Exercise prompt » Identify every line in the records below that contains the word "color", and reproduce each one.

Provided data »
— start —

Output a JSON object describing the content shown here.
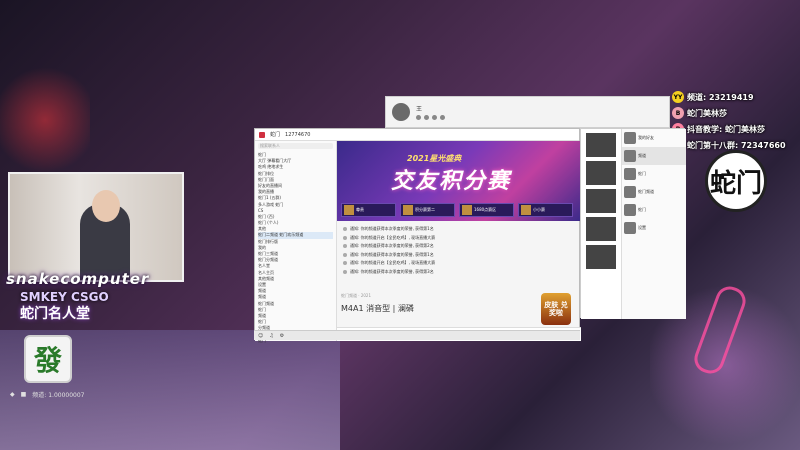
{
  "overlay": {
    "brand": "snakecomputer",
    "subtitle": "SMKEY CSGO",
    "slogan": "蛇门名人堂",
    "mahjong_tile": "發",
    "list": [
      {
        "badge": "YY",
        "text": "频道: 23219419",
        "color": "#f5d020"
      },
      {
        "badge": "B",
        "text": "蛇门美林莎",
        "color": "#f0a0b0"
      },
      {
        "badge": "B",
        "text": "抖音教学: 蛇门美林莎",
        "color": "#ff80a0"
      },
      {
        "badge": "Q",
        "text": "蛇门第十八群: 72347660",
        "color": "#f0c020"
      }
    ],
    "logo": "蛇门"
  },
  "taskbar": {
    "items": [
      "◆",
      "■",
      "频道: 1.00000007"
    ]
  },
  "profile": {
    "name": "王"
  },
  "qq": {
    "title": "蛇门",
    "tab_count": "12774670",
    "search_placeholder": "搜索联系人",
    "tree": [
      "蛇门",
      "大厅 弹幕看门大厅",
      "吃鸡 绝地求生",
      "蛇门排位",
      "蛇门门面",
      "好友的直播间",
      "我的直播",
      "蛇门1 (五群)",
      "多人游戏 蛇门",
      "CS",
      "蛇门 (百)",
      "蛇门 (个人)",
      "其他",
      "蛇门二频道  蛇门欢乐频道",
      "蛇门排行版",
      "我的",
      "蛇门三频道",
      "蛇门分频道",
      "名人堂",
      "名人主页",
      "其他频道",
      "设置",
      "频道",
      "频道",
      "蛇门频道",
      "蛇门",
      "频道",
      "蛇门",
      "分频道",
      "蛇门",
      "蛇门"
    ],
    "banner": {
      "title_small": "2021星光盛典",
      "title_big": "交友积分赛",
      "tiles": [
        "尊贵",
        "积分赛第二",
        "1680点赛区",
        "小小赛"
      ]
    },
    "messages": [
      "通知: 你的频道获得本次季度的荣誉, 获得第1名",
      "通知: 你的频道开启【全民吃鸡】, 现场直播大赛",
      "通知: 你的频道获得本次季度的荣誉, 获得第2名",
      "通知: 你的频道获得本次季度的荣誉, 获得第1名",
      "通知: 你的频道开启【全民吃鸡】, 现场直播大赛",
      "通知: 你的频道获得本次季度的荣誉, 获得第3名"
    ],
    "chat_meta": "蛇门频道 · 2021",
    "chat_title": "M4A1 消音型 | 澜磷",
    "promo": "皮肤 兑奖啦"
  },
  "contacts": {
    "items": [
      {
        "label": "我的好友"
      },
      {
        "label": "频道"
      },
      {
        "label": "蛇门"
      },
      {
        "label": "蛇门频道"
      },
      {
        "label": "蛇门"
      },
      {
        "label": "设置"
      }
    ]
  }
}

— end —

Written answer »
        "color": "#f5d020"
        "color": "#f0a0b0"
        "color": "#ff80a0"
        "color": "#f0c020"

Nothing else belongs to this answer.